▶ **ATTIVITÀ**:
A – Rispondi alle seguenti domande sull'articolo su Apple e i dazi.
(i) A quanto ammonta l'investimento che Apple realizzerà negli Stati Uniti?
(ii) In quale luogo Donald Trump e Tim Cook compaiono fianco a fianco?
(iii) Secondo quale fonte la mossa rappresenta una risposta strategica all'offensiva protezionistica?
B – Riprendi l'articolo su Apple e i dazi dopo la sua ultima frase e proseguilo.

▶ **ESTRATTO DELLA FONTE**:

——

Il colosso di Cupertino si piega al pugno di ferro del presidente per evitare dazi sull’iPhone. Ma è davvero reshoring o solo politica industriale di facciata?

Apple si piega a Trump e investe 100 miliardi negli Usa per evitare i dazi sull’iPhone

Donald Trump e Tim Cook fianco a fianco alla Casa Bianca. Sullo sfondo, bandiere americane e uno slogan familiare: “America First”. È questo il palcoscenico scelto per annunciare il nuovo maxi-investimento di 100 miliardi di dollari che Apple realizzerà sul territorio statunitense. Una mossa che, secondo Bloomberg, rappresenta una risposta strategica all’offensiva protezionistica della Casa Bianca.

——

▶ **MATERIALE ESTRATTO**:
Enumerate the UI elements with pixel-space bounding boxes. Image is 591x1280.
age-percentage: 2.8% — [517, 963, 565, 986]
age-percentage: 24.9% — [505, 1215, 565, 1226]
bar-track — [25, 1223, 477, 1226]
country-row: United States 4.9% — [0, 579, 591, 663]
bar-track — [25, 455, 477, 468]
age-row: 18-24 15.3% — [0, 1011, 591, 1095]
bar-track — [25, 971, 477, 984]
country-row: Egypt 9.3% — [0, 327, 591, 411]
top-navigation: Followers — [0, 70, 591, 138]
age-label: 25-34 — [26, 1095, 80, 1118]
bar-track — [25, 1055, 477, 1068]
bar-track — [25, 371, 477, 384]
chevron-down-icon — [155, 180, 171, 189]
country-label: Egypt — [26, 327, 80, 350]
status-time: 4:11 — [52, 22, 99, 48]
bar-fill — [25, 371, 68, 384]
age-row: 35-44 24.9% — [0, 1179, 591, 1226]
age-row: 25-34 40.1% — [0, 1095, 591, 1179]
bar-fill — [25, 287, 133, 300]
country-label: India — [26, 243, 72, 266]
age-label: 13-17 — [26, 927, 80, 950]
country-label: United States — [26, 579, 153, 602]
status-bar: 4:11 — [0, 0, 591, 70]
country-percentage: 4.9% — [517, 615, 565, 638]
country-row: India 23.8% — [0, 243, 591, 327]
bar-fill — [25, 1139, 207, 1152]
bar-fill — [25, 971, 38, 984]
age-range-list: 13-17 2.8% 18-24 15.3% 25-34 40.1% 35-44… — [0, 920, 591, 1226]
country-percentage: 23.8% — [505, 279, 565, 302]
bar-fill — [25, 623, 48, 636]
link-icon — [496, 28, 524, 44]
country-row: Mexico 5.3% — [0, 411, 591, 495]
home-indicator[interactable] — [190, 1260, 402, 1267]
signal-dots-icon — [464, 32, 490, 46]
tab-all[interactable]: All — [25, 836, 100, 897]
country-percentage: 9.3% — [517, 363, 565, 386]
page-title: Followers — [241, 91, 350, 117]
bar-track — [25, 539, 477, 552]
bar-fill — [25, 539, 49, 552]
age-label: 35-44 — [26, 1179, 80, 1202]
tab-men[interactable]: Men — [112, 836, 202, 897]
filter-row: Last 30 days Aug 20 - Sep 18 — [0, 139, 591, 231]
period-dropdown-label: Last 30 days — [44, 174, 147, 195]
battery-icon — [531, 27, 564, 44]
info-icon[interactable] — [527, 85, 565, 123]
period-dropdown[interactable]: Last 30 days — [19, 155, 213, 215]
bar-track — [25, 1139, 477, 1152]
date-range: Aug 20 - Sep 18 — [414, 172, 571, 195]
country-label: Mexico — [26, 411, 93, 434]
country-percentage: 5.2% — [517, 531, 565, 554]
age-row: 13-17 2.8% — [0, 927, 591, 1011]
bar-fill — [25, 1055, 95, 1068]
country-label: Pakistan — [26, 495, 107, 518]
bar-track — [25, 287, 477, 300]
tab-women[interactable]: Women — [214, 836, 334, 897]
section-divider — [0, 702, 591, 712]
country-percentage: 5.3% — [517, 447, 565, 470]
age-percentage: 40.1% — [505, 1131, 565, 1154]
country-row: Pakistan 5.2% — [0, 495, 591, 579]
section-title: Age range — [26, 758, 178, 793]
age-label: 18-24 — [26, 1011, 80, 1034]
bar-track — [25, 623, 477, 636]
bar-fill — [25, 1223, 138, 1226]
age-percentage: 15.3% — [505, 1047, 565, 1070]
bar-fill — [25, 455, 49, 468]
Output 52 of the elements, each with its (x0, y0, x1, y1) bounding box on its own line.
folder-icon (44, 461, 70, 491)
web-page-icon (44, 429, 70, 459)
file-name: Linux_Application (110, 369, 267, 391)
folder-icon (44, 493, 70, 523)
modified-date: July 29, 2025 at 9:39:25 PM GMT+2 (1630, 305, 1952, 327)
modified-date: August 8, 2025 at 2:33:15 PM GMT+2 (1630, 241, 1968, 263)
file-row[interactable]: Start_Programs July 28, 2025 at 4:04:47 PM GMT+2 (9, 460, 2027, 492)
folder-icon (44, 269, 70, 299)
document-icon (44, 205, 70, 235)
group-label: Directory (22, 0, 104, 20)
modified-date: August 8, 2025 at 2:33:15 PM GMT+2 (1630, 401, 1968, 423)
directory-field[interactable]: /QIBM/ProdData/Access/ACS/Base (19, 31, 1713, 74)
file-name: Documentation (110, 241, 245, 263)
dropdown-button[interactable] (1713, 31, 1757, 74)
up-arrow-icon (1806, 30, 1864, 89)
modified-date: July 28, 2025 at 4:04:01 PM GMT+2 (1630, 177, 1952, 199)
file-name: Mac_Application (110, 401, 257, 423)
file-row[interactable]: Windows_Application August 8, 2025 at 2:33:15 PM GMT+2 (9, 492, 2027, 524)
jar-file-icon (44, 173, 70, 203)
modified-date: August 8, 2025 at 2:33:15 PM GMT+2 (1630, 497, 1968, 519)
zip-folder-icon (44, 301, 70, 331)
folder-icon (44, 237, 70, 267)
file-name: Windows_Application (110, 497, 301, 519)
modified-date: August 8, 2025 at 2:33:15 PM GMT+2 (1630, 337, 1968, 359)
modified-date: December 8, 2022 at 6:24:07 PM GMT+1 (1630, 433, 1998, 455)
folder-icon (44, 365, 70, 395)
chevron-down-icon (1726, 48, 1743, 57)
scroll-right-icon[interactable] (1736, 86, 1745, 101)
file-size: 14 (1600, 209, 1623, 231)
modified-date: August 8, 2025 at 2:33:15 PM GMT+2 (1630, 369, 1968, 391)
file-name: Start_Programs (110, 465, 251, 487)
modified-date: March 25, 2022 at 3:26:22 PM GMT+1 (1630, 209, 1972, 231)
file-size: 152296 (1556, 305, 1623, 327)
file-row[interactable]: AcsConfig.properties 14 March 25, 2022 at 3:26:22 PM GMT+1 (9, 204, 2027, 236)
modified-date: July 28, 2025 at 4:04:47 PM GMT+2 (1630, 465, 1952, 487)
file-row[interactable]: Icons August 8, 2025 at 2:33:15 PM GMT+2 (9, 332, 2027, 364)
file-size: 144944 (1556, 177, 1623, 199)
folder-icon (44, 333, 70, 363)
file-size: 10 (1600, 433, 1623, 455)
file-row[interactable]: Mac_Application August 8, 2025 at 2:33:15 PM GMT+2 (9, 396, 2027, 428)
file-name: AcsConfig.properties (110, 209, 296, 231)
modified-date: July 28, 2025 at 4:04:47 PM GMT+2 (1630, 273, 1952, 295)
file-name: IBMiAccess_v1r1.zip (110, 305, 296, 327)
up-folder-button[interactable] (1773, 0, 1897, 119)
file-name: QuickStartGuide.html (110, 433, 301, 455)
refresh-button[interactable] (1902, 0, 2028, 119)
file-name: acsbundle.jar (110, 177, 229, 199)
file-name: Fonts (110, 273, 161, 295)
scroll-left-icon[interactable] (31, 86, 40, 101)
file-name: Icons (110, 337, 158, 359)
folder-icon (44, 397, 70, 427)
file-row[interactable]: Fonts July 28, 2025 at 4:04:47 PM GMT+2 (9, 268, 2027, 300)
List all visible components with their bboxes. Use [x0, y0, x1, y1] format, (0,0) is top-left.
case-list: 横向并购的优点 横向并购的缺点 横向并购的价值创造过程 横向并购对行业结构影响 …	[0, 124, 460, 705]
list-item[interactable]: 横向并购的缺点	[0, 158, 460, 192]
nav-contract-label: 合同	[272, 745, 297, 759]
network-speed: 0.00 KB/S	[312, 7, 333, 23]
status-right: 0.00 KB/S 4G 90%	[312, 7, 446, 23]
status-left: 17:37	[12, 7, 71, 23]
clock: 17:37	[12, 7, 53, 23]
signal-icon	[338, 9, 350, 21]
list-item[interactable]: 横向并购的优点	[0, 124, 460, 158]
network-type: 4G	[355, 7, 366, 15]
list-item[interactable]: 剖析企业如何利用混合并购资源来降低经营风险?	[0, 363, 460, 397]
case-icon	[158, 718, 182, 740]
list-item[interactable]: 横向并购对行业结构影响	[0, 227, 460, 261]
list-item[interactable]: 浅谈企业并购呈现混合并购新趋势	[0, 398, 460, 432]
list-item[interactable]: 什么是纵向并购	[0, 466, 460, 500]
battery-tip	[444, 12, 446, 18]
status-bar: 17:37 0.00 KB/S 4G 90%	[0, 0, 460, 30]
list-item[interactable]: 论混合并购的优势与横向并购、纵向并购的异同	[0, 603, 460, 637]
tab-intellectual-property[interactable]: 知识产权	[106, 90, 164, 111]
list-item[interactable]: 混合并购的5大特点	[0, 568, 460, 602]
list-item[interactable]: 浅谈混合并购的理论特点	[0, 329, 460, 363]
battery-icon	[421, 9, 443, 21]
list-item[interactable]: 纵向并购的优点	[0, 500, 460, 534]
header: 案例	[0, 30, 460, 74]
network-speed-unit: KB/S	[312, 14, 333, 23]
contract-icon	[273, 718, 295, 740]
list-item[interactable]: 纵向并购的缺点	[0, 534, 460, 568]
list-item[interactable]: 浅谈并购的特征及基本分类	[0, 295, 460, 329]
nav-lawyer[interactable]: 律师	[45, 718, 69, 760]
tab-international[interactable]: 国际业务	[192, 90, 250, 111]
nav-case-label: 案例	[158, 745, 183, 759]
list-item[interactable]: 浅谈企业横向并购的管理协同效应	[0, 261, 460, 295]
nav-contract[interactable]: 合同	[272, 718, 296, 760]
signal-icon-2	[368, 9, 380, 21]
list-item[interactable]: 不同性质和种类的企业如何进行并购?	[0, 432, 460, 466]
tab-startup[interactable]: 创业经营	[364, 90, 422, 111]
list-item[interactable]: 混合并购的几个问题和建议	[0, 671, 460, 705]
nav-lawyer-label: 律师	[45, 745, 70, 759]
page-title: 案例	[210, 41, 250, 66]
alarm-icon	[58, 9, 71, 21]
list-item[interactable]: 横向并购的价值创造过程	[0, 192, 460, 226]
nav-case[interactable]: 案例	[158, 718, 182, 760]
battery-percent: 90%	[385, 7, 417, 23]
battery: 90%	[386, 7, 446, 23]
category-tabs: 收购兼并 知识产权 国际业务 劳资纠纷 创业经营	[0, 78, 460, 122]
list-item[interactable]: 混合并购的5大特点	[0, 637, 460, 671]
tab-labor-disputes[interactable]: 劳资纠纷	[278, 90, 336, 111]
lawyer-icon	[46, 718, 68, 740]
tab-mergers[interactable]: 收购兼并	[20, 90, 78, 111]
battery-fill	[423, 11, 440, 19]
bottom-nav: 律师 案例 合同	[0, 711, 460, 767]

——

▶ **ELENCO RISPOSTE**:
A –
(i) L'investimento ammonta a 100 miliardi di dollari.
(ii) Donald Trump e Tim Cook compaiono fianco a fianco alla Casa Bianca.
(iii) Secondo Bloomberg la mossa rappresenta una risposta strategica all'offensiva protezionistica della Casa Bianca.

B –
Taylor Rogers, portavoce dell’amministrazione, non ha usato mezzi termini: “Un’altra vittoria per la nostra industria manifatturiera. Questo annuncio contribuirà a riportare la produzione di componenti critici negli Stati Uniti, proteggendo l’economia e la sicurezza nazionale”.

Apple si piega a Trump

La decisione arriva dopo mesi di tensioni tra il colosso tech e il presidente, culminati con la minaccia esplicita di Trump: dazi fino al 25% su tutti i prodotti Apple, iPhone inclusi, se l’azienda non avesse trasferito parte della produzione in patria.

Cook, ben consapevole dell’impatto che una simile misura avrebbe sui margini e sui prezzi al consumo, ha scelto la strada della cooperazione. E lo ha fatto puntando su un pacchetto d’investimenti che, secondo fonti ufficiali, porterà l’impegno complessivo dell’azienda in America a 600 miliardi di dollari in quattro anni. L’accordo comprende una nuova fabbrica di server a Houston, un’accademia per fornitori in Michigan e spese rafforzate con partner statunitensi.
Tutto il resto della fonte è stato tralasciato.